→ Task goal
Each line of the listing that contains the word "NVIDIA" is to be copied.

→ Listed entries
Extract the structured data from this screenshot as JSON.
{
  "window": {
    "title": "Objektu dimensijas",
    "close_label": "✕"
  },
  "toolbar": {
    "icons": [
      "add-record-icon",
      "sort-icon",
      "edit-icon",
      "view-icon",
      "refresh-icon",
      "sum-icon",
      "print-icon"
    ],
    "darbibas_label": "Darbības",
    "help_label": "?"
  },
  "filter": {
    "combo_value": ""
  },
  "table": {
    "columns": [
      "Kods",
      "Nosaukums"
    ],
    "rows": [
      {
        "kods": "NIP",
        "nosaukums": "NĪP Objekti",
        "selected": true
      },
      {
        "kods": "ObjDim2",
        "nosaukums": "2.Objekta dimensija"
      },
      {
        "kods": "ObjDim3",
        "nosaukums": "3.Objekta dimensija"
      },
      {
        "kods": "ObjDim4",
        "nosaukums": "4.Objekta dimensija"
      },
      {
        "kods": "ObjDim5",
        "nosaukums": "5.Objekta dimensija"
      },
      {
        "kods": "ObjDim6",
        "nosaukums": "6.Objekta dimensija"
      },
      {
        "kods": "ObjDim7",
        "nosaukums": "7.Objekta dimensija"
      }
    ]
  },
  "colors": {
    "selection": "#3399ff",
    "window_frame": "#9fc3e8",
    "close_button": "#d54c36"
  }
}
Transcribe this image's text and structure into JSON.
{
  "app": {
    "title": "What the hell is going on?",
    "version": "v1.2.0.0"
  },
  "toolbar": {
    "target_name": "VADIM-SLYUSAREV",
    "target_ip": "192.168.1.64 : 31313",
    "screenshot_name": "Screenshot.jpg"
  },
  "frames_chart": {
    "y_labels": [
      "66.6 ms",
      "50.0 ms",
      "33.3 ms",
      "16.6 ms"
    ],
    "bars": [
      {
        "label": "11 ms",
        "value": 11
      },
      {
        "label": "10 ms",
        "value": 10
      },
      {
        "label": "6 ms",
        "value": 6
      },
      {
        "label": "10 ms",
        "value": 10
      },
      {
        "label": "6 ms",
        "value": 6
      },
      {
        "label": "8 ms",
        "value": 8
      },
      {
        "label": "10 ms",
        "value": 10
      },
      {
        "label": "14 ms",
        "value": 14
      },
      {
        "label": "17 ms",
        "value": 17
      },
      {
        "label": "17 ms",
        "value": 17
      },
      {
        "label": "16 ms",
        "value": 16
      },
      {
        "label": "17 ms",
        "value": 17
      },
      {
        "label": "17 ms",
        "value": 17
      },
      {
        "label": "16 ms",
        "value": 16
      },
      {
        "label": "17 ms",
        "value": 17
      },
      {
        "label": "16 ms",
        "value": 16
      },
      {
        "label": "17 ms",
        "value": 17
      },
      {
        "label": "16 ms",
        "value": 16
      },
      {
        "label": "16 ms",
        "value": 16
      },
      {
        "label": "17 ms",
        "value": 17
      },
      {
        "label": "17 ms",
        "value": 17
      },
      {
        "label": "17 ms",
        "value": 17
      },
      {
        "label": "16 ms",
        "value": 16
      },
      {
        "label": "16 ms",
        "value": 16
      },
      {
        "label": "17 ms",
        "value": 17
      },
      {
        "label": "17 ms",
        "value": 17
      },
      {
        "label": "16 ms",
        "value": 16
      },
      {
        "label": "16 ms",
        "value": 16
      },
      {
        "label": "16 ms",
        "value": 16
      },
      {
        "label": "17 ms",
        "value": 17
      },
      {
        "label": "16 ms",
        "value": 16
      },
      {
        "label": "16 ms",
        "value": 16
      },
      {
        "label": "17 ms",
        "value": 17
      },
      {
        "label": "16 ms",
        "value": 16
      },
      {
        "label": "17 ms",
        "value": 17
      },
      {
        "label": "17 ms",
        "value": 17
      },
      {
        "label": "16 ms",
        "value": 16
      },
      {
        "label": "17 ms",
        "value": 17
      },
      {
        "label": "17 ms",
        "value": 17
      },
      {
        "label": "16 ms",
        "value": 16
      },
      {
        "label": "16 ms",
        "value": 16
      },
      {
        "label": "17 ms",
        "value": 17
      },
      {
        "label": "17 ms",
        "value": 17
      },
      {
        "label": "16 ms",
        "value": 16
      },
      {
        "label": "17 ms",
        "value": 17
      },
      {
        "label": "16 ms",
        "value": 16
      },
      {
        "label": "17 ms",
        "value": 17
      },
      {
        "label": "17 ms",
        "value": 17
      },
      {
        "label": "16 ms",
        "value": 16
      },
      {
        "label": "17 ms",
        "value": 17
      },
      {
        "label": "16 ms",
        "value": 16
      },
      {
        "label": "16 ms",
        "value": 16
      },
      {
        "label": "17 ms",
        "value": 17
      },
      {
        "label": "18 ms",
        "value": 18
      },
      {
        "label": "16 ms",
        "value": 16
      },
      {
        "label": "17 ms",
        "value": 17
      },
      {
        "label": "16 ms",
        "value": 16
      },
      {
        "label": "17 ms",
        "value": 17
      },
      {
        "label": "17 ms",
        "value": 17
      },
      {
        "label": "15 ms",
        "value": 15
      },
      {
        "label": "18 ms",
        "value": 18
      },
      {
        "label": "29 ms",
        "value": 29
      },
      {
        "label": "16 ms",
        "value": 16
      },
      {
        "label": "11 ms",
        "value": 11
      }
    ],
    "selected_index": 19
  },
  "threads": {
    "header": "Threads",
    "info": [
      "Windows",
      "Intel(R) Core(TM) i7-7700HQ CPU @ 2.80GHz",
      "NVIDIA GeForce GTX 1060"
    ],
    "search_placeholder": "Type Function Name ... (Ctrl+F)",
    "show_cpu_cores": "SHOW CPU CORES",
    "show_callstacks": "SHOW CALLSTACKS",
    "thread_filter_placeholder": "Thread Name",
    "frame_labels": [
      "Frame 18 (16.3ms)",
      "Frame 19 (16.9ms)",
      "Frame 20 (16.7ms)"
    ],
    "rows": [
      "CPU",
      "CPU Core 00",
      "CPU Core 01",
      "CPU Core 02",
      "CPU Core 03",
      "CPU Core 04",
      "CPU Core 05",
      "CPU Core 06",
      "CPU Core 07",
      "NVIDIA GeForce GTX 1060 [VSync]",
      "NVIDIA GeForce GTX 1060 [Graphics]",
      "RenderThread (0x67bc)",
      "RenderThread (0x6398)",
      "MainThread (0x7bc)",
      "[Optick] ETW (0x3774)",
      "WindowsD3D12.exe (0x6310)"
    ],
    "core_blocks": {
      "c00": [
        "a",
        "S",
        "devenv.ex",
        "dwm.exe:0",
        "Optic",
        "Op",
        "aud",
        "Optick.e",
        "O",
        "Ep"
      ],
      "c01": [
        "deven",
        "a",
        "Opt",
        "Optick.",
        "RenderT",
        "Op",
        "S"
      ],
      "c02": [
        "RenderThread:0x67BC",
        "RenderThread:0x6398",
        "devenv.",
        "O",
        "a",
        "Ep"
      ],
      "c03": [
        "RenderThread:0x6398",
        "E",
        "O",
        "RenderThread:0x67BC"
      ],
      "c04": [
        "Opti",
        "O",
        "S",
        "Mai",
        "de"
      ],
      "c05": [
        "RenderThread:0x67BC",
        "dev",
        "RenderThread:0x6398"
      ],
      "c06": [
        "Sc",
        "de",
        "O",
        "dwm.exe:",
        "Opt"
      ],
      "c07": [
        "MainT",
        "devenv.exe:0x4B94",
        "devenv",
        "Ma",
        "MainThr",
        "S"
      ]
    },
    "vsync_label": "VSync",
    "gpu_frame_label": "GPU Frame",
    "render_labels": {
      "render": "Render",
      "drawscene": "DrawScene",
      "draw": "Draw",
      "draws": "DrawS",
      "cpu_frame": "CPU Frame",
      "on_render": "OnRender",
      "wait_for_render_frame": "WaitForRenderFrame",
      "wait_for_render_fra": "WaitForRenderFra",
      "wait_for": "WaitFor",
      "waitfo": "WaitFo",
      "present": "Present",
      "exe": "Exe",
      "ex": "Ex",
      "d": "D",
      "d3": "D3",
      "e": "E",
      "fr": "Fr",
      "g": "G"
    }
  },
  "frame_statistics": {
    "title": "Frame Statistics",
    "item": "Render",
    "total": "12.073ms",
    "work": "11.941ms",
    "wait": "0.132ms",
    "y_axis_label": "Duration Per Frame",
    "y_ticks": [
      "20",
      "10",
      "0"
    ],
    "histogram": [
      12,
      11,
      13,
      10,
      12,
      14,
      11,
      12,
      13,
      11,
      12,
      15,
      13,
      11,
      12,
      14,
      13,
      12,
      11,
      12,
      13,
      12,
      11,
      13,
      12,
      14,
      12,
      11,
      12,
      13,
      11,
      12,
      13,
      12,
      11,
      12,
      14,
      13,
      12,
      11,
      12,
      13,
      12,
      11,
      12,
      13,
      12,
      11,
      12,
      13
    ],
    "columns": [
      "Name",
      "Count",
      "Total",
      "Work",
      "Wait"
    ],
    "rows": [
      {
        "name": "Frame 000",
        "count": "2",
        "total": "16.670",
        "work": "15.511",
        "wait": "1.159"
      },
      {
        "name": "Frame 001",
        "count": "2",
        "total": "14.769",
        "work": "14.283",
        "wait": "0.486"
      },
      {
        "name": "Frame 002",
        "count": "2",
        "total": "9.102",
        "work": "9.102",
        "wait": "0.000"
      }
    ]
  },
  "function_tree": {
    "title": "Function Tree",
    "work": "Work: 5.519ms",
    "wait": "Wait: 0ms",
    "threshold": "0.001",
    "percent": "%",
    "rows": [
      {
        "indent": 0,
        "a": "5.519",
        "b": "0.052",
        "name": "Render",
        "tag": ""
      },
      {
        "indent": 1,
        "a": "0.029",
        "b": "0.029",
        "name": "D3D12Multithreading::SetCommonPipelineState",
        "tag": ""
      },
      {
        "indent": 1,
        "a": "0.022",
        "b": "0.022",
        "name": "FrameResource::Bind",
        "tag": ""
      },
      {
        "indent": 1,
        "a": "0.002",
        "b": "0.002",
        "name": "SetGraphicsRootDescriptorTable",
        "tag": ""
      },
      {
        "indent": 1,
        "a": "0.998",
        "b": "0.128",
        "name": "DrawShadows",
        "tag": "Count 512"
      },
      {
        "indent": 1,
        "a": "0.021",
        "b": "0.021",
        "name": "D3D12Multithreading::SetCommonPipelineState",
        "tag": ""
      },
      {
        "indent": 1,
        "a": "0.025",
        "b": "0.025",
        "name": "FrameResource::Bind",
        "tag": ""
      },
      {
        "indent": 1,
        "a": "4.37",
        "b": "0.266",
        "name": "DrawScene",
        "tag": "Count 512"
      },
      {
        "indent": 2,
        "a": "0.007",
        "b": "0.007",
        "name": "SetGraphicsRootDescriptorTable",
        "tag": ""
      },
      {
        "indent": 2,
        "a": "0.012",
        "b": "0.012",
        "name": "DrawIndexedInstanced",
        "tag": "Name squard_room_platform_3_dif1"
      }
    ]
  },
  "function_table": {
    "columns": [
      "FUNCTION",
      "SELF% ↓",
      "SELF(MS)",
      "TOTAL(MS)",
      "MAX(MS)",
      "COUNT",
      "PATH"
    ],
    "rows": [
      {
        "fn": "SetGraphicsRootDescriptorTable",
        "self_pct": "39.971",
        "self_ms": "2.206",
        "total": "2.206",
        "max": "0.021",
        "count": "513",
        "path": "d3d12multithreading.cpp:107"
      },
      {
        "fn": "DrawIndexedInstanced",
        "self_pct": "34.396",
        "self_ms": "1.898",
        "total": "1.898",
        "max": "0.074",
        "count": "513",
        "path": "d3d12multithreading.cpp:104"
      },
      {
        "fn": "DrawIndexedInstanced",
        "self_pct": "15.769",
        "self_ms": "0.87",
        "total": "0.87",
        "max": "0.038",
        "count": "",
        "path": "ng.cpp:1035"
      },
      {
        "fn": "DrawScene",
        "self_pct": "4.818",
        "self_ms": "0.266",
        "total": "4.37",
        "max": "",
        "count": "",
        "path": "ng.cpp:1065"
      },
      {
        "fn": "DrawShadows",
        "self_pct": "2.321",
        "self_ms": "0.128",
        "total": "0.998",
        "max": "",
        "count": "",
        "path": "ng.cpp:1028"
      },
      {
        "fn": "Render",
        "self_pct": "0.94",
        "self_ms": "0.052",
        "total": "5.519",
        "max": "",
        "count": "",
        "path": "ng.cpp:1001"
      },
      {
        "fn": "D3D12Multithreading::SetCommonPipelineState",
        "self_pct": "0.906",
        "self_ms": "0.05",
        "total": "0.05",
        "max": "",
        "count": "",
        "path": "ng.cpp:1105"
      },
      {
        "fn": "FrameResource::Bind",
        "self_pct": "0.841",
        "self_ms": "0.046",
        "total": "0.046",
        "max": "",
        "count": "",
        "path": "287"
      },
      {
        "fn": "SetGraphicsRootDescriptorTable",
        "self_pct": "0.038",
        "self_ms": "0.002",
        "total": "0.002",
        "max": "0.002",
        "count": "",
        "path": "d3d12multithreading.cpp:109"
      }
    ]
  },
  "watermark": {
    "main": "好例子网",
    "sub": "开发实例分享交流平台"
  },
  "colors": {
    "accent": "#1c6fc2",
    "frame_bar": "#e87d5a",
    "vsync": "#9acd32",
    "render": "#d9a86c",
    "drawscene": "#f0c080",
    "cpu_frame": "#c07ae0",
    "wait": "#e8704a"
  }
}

→ Expected answer
      "NVIDIA GeForce GTX 1060"
      "NVIDIA GeForce GTX 1060 [VSync]",
      "NVIDIA GeForce GTX 1060 [Graphics]",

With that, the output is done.